▸ SET EXERCISE
Report the count of lines holding "أمام" in the records, with no other words.

▸ GIVEN DATA
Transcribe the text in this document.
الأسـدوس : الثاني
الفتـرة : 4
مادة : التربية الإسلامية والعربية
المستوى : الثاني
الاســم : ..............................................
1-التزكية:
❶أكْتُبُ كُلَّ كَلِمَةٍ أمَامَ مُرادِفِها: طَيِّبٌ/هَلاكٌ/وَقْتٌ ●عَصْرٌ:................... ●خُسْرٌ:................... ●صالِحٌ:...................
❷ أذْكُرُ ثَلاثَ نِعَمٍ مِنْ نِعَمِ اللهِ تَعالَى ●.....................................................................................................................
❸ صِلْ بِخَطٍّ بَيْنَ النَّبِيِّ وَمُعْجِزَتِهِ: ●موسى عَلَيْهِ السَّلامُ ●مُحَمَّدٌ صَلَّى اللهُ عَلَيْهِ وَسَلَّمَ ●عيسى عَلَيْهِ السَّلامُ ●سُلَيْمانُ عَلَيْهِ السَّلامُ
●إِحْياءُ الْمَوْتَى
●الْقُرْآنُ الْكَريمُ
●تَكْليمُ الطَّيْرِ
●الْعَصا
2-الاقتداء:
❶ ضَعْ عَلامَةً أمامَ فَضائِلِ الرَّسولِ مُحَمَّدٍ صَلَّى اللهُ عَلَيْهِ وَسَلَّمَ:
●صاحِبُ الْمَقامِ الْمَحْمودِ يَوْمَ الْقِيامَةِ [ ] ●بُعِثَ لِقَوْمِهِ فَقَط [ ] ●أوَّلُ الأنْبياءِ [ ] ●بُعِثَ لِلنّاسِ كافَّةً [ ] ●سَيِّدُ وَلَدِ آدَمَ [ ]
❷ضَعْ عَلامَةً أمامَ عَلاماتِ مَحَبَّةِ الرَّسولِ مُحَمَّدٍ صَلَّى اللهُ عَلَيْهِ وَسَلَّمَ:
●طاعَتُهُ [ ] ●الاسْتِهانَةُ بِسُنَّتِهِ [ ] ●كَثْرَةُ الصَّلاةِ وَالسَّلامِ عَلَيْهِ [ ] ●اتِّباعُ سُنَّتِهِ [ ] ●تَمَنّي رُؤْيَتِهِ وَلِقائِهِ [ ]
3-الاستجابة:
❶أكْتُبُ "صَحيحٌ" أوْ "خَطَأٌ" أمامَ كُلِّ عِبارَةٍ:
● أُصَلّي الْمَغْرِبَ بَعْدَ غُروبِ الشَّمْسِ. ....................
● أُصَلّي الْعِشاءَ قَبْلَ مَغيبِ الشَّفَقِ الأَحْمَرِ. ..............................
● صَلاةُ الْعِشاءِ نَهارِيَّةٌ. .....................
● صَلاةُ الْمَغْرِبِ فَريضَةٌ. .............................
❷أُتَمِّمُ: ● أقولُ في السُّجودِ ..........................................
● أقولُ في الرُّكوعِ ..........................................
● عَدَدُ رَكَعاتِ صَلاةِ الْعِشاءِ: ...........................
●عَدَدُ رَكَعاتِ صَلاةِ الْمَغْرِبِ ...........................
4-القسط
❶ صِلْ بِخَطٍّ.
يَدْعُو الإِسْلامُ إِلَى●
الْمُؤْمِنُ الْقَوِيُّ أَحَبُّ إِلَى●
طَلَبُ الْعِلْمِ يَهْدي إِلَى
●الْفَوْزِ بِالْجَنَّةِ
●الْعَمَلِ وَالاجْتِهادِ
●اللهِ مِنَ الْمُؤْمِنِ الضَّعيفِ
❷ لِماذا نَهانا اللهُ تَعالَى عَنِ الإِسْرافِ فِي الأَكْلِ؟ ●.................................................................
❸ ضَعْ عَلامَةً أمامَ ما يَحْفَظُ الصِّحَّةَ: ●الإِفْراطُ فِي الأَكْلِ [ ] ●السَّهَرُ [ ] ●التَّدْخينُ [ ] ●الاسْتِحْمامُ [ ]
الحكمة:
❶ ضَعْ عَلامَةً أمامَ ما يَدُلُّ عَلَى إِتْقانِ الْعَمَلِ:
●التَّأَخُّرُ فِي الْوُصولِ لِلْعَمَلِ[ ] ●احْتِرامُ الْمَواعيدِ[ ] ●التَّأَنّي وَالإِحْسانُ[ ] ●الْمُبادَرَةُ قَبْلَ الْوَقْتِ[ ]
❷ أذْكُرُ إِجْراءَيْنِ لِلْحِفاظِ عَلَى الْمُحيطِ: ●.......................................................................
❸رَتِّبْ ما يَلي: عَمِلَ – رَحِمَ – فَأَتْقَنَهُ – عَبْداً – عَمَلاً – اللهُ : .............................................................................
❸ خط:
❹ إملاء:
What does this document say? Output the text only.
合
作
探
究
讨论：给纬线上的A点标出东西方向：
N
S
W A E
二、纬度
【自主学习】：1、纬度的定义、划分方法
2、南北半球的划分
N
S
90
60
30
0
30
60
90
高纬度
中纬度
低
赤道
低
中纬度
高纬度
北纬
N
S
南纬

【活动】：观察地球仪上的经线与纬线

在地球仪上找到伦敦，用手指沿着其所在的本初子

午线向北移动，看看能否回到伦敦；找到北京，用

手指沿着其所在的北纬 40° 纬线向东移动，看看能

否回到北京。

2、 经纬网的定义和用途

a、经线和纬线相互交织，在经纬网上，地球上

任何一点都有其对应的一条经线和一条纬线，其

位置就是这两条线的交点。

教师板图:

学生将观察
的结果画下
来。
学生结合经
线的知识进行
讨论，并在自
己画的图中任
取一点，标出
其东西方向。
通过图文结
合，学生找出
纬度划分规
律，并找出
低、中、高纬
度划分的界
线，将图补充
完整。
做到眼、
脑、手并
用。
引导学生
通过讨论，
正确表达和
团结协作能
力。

▸ REPLY TO THE TASK
5